Begin

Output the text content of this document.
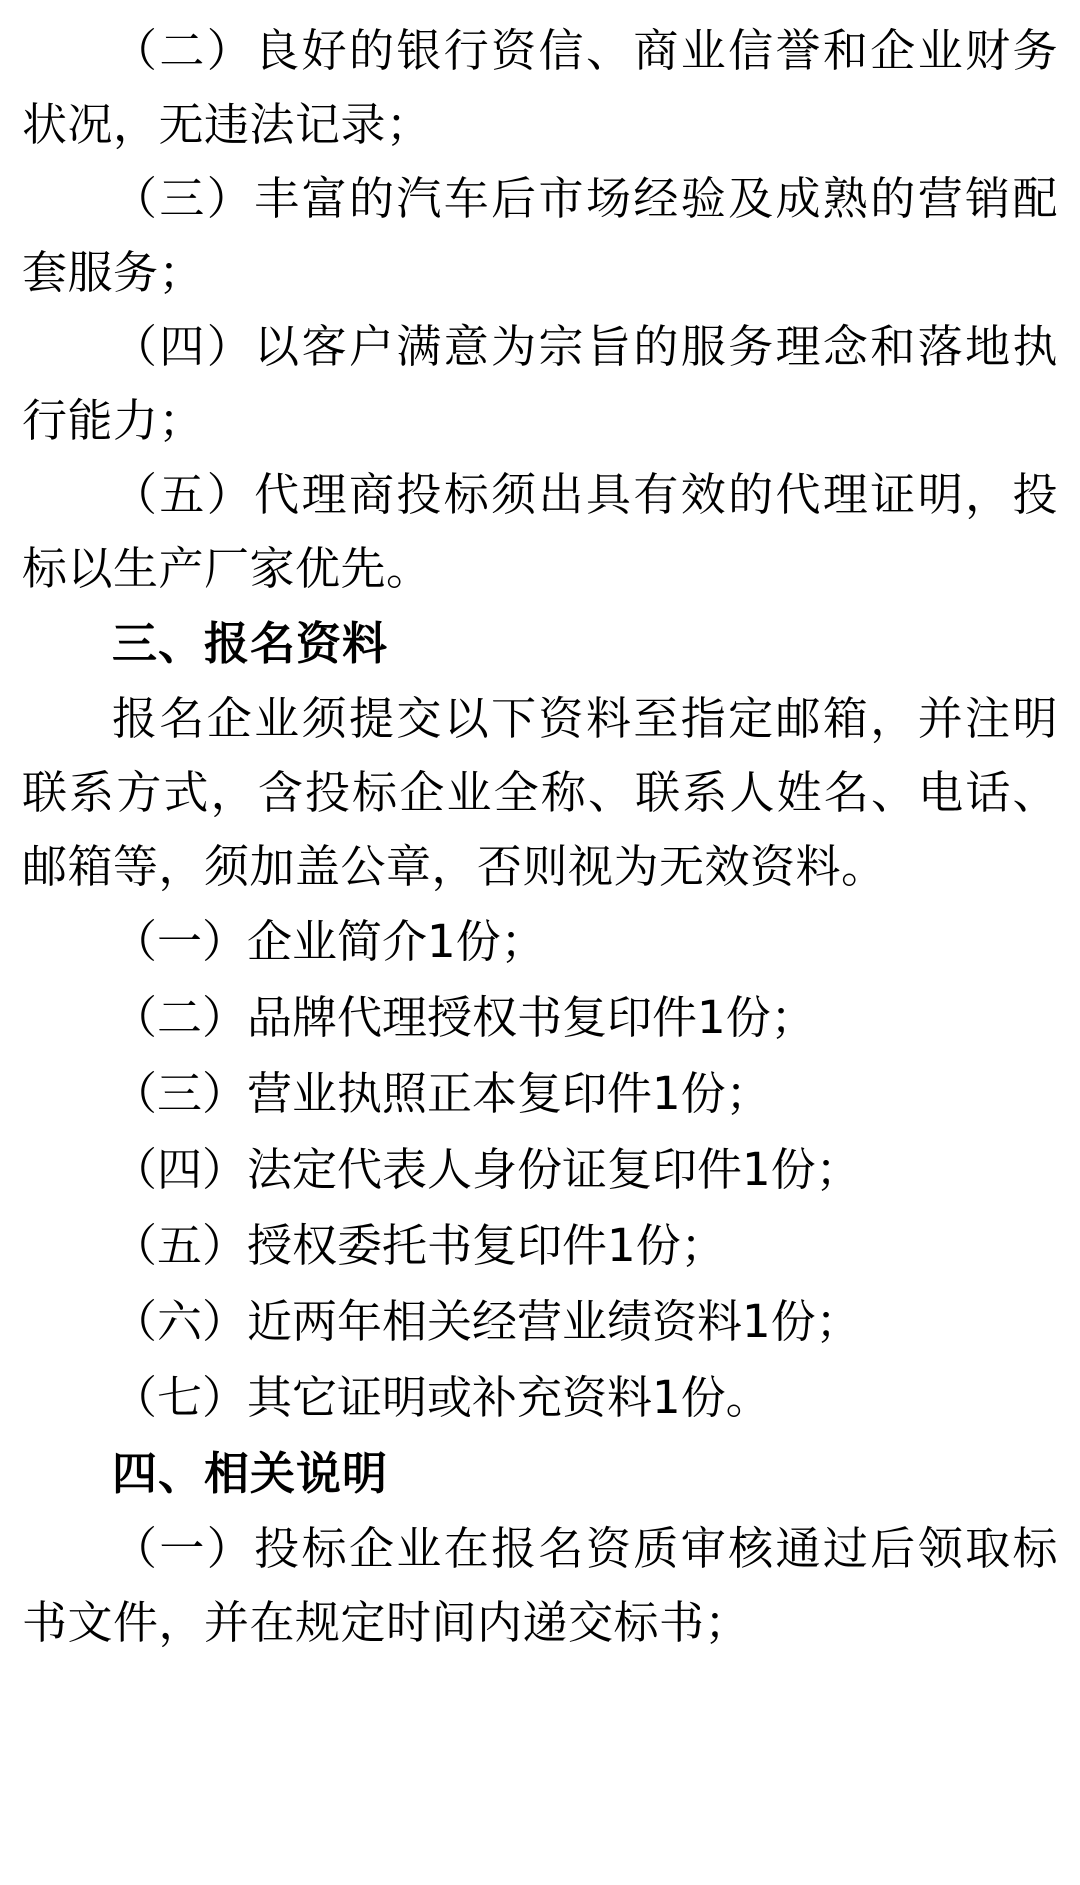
（二）良好的银行资信、商业信誉和企业财务状况，无违法记录；

（三）丰富的汽车后市场经验及成熟的营销配套服务；

（四）以客户满意为宗旨的服务理念和落地执行能力；

（五）代理商投标须出具有效的代理证明，投标以生产厂家优先。

三、报名资料

报名企业须提交以下资料至指定邮箱，并注明联系方式，含投标企业全称、联系人姓名、电话、邮箱等，须加盖公章，否则视为无效资料。

（一）企业简介1份；

（二）品牌代理授权书复印件1份；

（三）营业执照正本复印件1份；

（四）法定代表人身份证复印件1份；

（五）授权委托书复印件1份；

（六）近两年相关经营业绩资料1份；

（七）其它证明或补充资料1份。

四、相关说明

（一）投标企业在报名资质审核通过后领取标书文件，并在规定时间内递交标书；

End

Go back to the records above and write them out exactly, without the pictures.

Output the text content of this document.
（二）良好的银行资信、商业信誉和企业财务状况，无违法记录；

（三）丰富的汽车后市场经验及成熟的营销配套服务；

（四）以客户满意为宗旨的服务理念和落地执行能力；

（五）代理商投标须出具有效的代理证明，投标以生产厂家优先。

三、报名资料

报名企业须提交以下资料至指定邮箱，并注明联系方式，含投标企业全称、联系人姓名、电话、邮箱等，须加盖公章，否则视为无效资料。

（一）企业简介1份；

（二）品牌代理授权书复印件1份；

（三）营业执照正本复印件1份；

（四）法定代表人身份证复印件1份；

（五）授权委托书复印件1份；

（六）近两年相关经营业绩资料1份；

（七）其它证明或补充资料1份。

四、相关说明

（一）投标企业在报名资质审核通过后领取标书文件，并在规定时间内递交标书；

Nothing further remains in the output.